# What you will do
Please state how many lines in the records contain the string "code", with no words besides the number.
- - - - - - -
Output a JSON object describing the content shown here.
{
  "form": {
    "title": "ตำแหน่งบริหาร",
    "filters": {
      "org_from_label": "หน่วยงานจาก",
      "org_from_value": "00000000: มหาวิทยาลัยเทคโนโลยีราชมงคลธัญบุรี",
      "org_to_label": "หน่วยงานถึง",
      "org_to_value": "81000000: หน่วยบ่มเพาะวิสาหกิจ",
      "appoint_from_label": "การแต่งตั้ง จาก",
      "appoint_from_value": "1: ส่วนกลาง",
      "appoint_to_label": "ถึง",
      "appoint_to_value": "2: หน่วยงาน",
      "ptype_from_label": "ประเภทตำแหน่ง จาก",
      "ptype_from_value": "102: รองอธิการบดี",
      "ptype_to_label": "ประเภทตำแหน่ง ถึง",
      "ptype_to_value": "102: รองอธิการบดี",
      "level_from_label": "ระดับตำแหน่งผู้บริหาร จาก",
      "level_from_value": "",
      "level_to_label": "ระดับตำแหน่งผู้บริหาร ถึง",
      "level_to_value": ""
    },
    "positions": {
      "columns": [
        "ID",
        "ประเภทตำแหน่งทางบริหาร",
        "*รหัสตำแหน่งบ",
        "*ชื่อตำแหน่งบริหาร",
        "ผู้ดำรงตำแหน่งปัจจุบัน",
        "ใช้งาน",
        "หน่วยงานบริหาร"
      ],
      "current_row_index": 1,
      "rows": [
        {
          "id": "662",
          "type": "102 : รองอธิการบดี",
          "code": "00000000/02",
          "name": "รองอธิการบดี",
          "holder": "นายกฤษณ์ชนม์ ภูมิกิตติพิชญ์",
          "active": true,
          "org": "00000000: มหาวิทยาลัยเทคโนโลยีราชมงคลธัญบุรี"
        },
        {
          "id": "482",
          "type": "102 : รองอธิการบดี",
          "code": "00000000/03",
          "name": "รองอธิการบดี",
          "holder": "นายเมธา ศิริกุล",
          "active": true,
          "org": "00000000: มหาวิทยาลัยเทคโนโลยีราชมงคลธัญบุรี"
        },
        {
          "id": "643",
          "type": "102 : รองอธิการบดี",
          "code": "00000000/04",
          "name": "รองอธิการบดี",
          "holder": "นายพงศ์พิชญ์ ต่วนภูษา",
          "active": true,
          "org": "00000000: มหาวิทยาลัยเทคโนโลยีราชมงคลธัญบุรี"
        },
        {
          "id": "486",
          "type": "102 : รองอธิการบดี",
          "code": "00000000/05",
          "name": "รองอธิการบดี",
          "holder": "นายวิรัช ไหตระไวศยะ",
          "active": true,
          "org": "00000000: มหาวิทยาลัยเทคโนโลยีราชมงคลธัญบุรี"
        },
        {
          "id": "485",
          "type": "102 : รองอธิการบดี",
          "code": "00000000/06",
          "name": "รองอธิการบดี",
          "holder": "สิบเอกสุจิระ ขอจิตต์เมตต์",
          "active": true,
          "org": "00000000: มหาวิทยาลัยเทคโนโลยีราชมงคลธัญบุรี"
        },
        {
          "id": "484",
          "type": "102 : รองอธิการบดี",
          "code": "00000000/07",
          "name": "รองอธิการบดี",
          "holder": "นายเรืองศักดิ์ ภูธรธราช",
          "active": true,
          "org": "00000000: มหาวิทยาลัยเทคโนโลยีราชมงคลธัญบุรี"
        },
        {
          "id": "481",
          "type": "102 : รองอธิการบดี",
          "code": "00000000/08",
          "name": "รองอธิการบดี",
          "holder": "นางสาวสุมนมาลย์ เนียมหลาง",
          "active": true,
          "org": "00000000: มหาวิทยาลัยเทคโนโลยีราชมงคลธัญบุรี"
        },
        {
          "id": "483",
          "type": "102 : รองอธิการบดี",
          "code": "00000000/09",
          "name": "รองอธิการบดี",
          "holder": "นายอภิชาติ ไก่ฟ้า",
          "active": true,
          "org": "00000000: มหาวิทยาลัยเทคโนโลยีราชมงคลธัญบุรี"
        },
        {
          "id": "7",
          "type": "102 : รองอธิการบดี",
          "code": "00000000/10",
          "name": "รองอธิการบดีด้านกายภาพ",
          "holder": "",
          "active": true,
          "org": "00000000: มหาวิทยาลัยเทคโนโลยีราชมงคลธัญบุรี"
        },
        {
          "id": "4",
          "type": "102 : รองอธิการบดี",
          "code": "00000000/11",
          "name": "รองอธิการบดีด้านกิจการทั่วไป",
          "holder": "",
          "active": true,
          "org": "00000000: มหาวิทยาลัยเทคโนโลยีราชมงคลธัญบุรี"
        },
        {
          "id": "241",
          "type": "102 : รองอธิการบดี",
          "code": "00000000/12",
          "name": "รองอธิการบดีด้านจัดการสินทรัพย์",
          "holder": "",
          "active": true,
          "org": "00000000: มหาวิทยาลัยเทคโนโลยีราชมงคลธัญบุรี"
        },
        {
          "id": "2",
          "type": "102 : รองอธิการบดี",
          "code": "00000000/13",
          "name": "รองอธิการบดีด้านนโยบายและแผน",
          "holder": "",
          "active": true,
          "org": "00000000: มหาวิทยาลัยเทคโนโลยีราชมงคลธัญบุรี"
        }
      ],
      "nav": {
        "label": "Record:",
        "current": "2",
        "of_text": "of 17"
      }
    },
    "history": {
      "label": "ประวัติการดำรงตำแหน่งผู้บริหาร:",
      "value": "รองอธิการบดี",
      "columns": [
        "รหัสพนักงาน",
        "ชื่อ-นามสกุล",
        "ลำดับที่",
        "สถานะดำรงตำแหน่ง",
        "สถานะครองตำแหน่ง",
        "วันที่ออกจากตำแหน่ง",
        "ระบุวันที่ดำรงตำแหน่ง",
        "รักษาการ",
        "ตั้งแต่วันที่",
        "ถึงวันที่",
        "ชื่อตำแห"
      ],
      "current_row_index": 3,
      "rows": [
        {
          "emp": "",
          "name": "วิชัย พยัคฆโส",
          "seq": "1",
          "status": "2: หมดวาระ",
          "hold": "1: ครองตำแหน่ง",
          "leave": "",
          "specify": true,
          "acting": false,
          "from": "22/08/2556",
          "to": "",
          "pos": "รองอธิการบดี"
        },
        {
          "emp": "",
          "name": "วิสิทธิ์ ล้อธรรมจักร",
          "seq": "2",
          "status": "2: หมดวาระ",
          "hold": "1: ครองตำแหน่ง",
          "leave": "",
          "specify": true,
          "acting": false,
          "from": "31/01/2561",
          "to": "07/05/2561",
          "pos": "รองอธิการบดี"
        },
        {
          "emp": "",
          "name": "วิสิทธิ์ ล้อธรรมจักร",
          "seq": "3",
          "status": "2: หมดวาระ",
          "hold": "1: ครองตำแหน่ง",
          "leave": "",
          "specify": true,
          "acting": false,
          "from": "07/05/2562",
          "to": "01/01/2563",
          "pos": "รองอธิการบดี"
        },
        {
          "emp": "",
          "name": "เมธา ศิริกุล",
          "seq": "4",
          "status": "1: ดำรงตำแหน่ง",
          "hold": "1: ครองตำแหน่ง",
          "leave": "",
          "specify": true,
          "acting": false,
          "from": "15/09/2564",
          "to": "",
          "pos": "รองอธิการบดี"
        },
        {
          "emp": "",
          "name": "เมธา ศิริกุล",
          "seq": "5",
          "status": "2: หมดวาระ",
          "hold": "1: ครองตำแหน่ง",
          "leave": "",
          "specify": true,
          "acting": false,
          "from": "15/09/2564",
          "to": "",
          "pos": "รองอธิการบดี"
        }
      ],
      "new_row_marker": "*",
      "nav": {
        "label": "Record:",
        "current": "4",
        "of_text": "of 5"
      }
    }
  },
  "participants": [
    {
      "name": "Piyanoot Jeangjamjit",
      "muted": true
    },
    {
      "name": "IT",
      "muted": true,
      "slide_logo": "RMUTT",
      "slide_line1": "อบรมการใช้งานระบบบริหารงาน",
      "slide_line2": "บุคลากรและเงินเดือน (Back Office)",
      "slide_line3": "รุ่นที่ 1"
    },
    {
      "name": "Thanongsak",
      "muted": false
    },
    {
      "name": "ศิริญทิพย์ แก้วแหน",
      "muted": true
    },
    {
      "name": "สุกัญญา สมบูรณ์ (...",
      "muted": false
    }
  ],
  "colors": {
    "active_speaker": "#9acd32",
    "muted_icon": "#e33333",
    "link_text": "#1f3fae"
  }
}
- - - - - - -
# Solution for this task
12